● DATA LINES:
- - - - - - -

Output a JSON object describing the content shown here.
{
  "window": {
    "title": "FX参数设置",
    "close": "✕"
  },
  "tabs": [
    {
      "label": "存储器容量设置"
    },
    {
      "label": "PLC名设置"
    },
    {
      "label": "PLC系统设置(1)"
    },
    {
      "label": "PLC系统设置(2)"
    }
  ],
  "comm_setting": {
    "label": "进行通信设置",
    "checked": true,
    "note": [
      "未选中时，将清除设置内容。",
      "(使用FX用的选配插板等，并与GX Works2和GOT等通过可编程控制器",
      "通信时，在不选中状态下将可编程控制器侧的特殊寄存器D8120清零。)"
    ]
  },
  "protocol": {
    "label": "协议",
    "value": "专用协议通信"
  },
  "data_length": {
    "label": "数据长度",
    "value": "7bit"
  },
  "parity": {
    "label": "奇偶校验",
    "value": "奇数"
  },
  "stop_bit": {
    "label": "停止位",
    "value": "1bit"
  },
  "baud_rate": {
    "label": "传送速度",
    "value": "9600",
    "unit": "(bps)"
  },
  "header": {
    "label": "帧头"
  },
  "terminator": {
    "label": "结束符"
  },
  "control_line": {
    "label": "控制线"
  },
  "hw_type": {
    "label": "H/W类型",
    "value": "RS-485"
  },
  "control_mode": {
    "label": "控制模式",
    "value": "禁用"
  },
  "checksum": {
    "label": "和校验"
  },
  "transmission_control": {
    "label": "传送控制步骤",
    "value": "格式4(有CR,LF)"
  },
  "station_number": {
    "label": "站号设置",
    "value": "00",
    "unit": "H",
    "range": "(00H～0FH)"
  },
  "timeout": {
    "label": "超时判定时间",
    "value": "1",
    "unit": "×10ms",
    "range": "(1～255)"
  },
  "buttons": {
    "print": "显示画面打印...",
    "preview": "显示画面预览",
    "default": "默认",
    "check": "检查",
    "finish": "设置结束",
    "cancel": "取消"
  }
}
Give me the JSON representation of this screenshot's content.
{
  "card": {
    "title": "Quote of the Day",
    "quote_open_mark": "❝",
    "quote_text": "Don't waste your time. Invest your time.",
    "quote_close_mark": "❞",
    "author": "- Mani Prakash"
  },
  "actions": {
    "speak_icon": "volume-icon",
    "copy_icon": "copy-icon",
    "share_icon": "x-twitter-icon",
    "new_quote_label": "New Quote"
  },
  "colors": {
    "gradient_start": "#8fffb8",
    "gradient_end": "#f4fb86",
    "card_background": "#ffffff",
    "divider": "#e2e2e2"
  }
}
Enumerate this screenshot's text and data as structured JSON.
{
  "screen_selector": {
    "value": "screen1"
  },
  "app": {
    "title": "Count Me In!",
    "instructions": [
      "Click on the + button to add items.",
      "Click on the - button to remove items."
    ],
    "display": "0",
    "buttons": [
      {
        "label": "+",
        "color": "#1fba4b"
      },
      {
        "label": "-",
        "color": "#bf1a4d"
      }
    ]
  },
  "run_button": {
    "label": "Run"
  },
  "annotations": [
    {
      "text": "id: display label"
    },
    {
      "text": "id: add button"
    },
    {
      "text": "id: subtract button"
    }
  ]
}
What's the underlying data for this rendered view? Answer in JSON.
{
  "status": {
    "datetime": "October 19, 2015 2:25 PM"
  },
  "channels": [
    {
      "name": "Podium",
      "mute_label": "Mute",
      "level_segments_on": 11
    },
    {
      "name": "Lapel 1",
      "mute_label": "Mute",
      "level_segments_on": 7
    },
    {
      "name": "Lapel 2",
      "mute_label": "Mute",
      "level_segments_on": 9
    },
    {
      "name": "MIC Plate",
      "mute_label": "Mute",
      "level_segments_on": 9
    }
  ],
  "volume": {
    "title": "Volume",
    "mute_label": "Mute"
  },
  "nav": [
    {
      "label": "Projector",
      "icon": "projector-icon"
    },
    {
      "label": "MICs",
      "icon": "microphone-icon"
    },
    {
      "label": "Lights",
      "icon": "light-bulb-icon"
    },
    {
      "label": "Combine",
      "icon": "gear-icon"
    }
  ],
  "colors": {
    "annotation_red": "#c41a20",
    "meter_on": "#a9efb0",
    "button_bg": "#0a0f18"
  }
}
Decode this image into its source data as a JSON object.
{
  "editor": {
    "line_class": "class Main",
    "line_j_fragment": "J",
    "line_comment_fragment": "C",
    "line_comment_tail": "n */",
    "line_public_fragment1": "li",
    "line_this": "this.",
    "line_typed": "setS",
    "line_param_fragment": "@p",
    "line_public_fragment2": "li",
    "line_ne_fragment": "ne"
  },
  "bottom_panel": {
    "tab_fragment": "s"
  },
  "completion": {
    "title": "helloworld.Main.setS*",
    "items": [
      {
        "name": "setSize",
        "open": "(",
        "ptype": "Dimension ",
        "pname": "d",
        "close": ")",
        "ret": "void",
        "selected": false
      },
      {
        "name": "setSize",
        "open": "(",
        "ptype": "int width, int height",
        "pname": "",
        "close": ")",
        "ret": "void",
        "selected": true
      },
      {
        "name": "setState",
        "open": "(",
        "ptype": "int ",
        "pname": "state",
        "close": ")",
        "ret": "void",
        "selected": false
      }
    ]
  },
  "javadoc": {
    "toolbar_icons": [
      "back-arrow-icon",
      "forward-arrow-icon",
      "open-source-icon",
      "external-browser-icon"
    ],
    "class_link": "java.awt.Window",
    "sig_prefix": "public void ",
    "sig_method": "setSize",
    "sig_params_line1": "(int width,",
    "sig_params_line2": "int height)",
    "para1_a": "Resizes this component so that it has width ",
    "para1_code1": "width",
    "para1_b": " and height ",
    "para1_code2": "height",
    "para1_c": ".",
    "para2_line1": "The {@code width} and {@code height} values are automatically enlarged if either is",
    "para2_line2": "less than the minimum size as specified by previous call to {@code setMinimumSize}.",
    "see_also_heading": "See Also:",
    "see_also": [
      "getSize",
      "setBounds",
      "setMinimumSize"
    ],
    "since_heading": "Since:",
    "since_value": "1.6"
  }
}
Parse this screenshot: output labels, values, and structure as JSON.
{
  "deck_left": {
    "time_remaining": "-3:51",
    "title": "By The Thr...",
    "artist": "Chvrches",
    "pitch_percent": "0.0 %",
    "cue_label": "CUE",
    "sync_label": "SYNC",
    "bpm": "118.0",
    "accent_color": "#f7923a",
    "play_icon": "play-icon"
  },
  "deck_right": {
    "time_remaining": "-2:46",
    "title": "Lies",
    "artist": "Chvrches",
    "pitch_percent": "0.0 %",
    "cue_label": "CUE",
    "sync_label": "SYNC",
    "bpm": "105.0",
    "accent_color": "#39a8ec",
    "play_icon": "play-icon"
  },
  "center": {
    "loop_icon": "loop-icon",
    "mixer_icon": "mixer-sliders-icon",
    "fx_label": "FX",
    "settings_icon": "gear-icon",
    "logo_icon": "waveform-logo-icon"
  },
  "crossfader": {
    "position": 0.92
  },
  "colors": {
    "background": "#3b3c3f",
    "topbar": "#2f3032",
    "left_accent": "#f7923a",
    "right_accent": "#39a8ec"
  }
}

- - - - - - -

● TO BE DONE:
Locate the lines above that hold the word "ptype". Show every one of them.

● ANSWER TO THIS EXERCISE:
        "ptype": "Dimension ",
        "ptype": "int width, int height",
        "ptype": "int ",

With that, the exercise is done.